» **To be done**
For the material that follows, list every line containing the word "Builders".

Stored records:
⁂
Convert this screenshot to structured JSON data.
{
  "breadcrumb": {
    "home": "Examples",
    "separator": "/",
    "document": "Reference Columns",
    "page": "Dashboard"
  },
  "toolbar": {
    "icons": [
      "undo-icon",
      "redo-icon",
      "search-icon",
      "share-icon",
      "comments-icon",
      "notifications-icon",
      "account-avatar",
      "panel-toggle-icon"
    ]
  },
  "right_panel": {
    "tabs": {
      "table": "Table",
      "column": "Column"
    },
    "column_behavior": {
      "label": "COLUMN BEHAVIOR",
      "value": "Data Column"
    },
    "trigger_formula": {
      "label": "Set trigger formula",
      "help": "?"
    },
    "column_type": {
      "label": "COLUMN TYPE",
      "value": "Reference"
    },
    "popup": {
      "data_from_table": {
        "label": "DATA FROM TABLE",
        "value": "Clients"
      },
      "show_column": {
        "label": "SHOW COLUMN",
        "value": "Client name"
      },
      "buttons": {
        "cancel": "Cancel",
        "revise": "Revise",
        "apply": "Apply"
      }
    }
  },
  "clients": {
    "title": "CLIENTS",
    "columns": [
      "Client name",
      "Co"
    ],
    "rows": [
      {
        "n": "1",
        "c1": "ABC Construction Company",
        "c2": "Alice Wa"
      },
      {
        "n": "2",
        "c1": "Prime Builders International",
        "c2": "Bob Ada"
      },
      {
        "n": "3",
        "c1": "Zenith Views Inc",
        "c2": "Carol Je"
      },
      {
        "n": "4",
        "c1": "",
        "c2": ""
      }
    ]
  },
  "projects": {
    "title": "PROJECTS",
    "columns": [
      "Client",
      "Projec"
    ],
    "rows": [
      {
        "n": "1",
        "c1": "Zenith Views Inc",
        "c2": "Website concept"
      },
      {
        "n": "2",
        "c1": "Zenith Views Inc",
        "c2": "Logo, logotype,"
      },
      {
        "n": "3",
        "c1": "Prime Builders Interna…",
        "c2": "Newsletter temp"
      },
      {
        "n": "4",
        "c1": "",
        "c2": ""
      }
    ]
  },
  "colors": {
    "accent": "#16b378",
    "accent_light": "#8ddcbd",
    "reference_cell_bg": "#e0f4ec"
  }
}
⁂
» **Result of this task**
        "c1": "Prime Builders International",
        "c1": "Prime Builders Interna…",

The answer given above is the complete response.